:: Requirement ::
Copy the data precisely, keeping every character.

:: Extracted material ::
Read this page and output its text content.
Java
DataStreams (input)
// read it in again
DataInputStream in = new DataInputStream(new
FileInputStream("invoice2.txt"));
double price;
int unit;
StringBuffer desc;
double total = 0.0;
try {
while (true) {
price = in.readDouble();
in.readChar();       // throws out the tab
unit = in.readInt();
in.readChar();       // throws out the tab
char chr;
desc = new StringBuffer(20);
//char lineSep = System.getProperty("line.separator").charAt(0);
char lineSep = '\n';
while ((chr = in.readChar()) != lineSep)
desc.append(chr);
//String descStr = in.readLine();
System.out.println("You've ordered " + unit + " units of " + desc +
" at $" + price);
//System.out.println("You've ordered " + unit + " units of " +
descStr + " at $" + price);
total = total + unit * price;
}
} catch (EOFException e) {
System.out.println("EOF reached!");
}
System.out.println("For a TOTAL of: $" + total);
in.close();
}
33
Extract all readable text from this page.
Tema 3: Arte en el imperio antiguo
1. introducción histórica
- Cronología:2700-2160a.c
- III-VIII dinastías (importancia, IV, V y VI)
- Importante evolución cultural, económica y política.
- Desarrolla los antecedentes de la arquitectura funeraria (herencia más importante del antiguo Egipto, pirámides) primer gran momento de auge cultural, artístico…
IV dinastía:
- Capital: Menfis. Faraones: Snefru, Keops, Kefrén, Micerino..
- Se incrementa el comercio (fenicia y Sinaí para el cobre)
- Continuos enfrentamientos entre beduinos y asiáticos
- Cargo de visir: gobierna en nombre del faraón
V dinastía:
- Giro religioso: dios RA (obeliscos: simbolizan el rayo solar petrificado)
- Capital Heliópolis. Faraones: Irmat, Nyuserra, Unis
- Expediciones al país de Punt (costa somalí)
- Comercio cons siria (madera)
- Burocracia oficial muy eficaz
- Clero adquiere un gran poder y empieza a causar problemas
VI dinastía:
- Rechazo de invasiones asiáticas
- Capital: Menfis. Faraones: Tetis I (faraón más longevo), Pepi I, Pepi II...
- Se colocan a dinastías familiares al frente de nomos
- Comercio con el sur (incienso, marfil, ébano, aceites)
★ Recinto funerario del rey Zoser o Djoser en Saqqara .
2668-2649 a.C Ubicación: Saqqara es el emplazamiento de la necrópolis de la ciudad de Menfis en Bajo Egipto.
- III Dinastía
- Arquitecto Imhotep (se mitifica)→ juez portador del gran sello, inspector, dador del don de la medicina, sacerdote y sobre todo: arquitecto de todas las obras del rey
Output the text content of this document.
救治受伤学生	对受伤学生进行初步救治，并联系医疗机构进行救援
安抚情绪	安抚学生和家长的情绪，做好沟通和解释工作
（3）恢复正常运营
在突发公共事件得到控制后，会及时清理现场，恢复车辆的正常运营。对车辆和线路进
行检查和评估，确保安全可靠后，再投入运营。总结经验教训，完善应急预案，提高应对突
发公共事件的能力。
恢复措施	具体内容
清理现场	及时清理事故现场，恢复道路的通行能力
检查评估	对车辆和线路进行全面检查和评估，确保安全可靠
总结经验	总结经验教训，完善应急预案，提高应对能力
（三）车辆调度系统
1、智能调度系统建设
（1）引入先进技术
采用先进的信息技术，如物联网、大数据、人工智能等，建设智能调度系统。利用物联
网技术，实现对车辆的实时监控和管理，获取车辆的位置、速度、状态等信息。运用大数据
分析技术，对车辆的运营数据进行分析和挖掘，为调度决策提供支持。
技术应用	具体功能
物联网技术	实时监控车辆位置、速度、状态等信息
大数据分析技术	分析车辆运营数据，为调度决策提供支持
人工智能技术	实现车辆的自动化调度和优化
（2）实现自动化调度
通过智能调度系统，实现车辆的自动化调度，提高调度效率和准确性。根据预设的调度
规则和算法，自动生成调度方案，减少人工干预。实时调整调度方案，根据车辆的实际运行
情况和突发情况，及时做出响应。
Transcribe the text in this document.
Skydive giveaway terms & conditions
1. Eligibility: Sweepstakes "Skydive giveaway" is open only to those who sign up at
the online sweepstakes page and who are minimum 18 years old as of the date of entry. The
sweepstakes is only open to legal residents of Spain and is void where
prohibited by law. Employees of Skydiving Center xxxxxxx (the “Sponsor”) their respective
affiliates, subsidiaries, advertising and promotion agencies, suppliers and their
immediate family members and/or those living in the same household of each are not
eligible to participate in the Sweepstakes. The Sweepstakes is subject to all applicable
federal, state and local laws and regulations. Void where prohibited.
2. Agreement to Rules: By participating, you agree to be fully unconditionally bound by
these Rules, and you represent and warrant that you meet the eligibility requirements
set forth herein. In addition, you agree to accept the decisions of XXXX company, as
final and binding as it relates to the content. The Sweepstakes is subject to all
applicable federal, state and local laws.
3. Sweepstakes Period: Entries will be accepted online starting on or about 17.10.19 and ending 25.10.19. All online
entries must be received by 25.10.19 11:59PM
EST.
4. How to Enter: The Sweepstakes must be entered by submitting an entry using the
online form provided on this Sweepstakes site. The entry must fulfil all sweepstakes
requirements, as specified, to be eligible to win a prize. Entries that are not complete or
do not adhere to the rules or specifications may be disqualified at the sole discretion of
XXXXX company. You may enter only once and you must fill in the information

:: The result ::
Read this page and output its text content.
Java
DataStreams (input)
// read it in again
DataInputStream in = new DataInputStream(new
FileInputStream("invoice2.txt"));
double price;
int unit;
StringBuffer desc;
double total = 0.0;
try {
while (true) {
price = in.readDouble();
in.readChar();       // throws out the tab
unit = in.readInt();
in.readChar();       // throws out the tab
char chr;
desc = new StringBuffer(20);
//char lineSep = System.getProperty("line.separator").charAt(0);
char lineSep = '\n';
while ((chr = in.readChar()) != lineSep)
desc.append(chr);
//String descStr = in.readLine();
System.out.println("You've ordered " + unit + " units of " + desc +
" at $" + price);
//System.out.println("You've ordered " + unit + " units of " +
descStr + " at $" + price);
total = total + unit * price;
}
} catch (EOFException e) {
System.out.println("EOF reached!");
}
System.out.println("For a TOTAL of: $" + total);
in.close();
}
33
Extract all readable text from this page.
Tema 3: Arte en el imperio antiguo
1. introducción histórica
- Cronología:2700-2160a.c
- III-VIII dinastías (importancia, IV, V y VI)
- Importante evolución cultural, económica y política.
- Desarrolla los antecedentes de la arquitectura funeraria (herencia más importante del antiguo Egipto, pirámides) primer gran momento de auge cultural, artístico…
IV dinastía:
- Capital: Menfis. Faraones: Snefru, Keops, Kefrén, Micerino..
- Se incrementa el comercio (fenicia y Sinaí para el cobre)
- Continuos enfrentamientos entre beduinos y asiáticos
- Cargo de visir: gobierna en nombre del faraón
V dinastía:
- Giro religioso: dios RA (obeliscos: simbolizan el rayo solar petrificado)
- Capital Heliópolis. Faraones: Irmat, Nyuserra, Unis
- Expediciones al país de Punt (costa somalí)
- Comercio cons siria (madera)
- Burocracia oficial muy eficaz
- Clero adquiere un gran poder y empieza a causar problemas
VI dinastía:
- Rechazo de invasiones asiáticas
- Capital: Menfis. Faraones: Tetis I (faraón más longevo), Pepi I, Pepi II...
- Se colocan a dinastías familiares al frente de nomos
- Comercio con el sur (incienso, marfil, ébano, aceites)
★ Recinto funerario del rey Zoser o Djoser en Saqqara .
2668-2649 a.C Ubicación: Saqqara es el emplazamiento de la necrópolis de la ciudad de Menfis en Bajo Egipto.
- III Dinastía
- Arquitecto Imhotep (se mitifica)→ juez portador del gran sello, inspector, dador del don de la medicina, sacerdote y sobre todo: arquitecto de todas las obras del rey
Output the text content of this document.
救治受伤学生	对受伤学生进行初步救治，并联系医疗机构进行救援
安抚情绪	安抚学生和家长的情绪，做好沟通和解释工作
（3）恢复正常运营
在突发公共事件得到控制后，会及时清理现场，恢复车辆的正常运营。对车辆和线路进
行检查和评估，确保安全可靠后，再投入运营。总结经验教训，完善应急预案，提高应对突
发公共事件的能力。
恢复措施	具体内容
清理现场	及时清理事故现场，恢复道路的通行能力
检查评估	对车辆和线路进行全面检查和评估，确保安全可靠
总结经验	总结经验教训，完善应急预案，提高应对能力
（三）车辆调度系统
1、智能调度系统建设
（1）引入先进技术
采用先进的信息技术，如物联网、大数据、人工智能等，建设智能调度系统。利用物联
网技术，实现对车辆的实时监控和管理，获取车辆的位置、速度、状态等信息。运用大数据
分析技术，对车辆的运营数据进行分析和挖掘，为调度决策提供支持。
技术应用	具体功能
物联网技术	实时监控车辆位置、速度、状态等信息
大数据分析技术	分析车辆运营数据，为调度决策提供支持
人工智能技术	实现车辆的自动化调度和优化
（2）实现自动化调度
通过智能调度系统，实现车辆的自动化调度，提高调度效率和准确性。根据预设的调度
规则和算法，自动生成调度方案，减少人工干预。实时调整调度方案，根据车辆的实际运行
情况和突发情况，及时做出响应。
Transcribe the text in this document.
Skydive giveaway terms & conditions
1. Eligibility: Sweepstakes "Skydive giveaway" is open only to those who sign up at
the online sweepstakes page and who are minimum 18 years old as of the date of entry. The
sweepstakes is only open to legal residents of Spain and is void where
prohibited by law. Employees of Skydiving Center xxxxxxx (the “Sponsor”) their respective
affiliates, subsidiaries, advertising and promotion agencies, suppliers and their
immediate family members and/or those living in the same household of each are not
eligible to participate in the Sweepstakes. The Sweepstakes is subject to all applicable
federal, state and local laws and regulations. Void where prohibited.
2. Agreement to Rules: By participating, you agree to be fully unconditionally bound by
these Rules, and you represent and warrant that you meet the eligibility requirements
set forth herein. In addition, you agree to accept the decisions of XXXX company, as
final and binding as it relates to the content. The Sweepstakes is subject to all
applicable federal, state and local laws.
3. Sweepstakes Period: Entries will be accepted online starting on or about 17.10.19 and ending 25.10.19. All online
entries must be received by 25.10.19 11:59PM
EST.
4. How to Enter: The Sweepstakes must be entered by submitting an entry using the
online form provided on this Sweepstakes site. The entry must fulfil all sweepstakes
requirements, as specified, to be eligible to win a prize. Entries that are not complete or
do not adhere to the rules or specifications may be disqualified at the sole discretion of
XXXXX company. You may enter only once and you must fill in the information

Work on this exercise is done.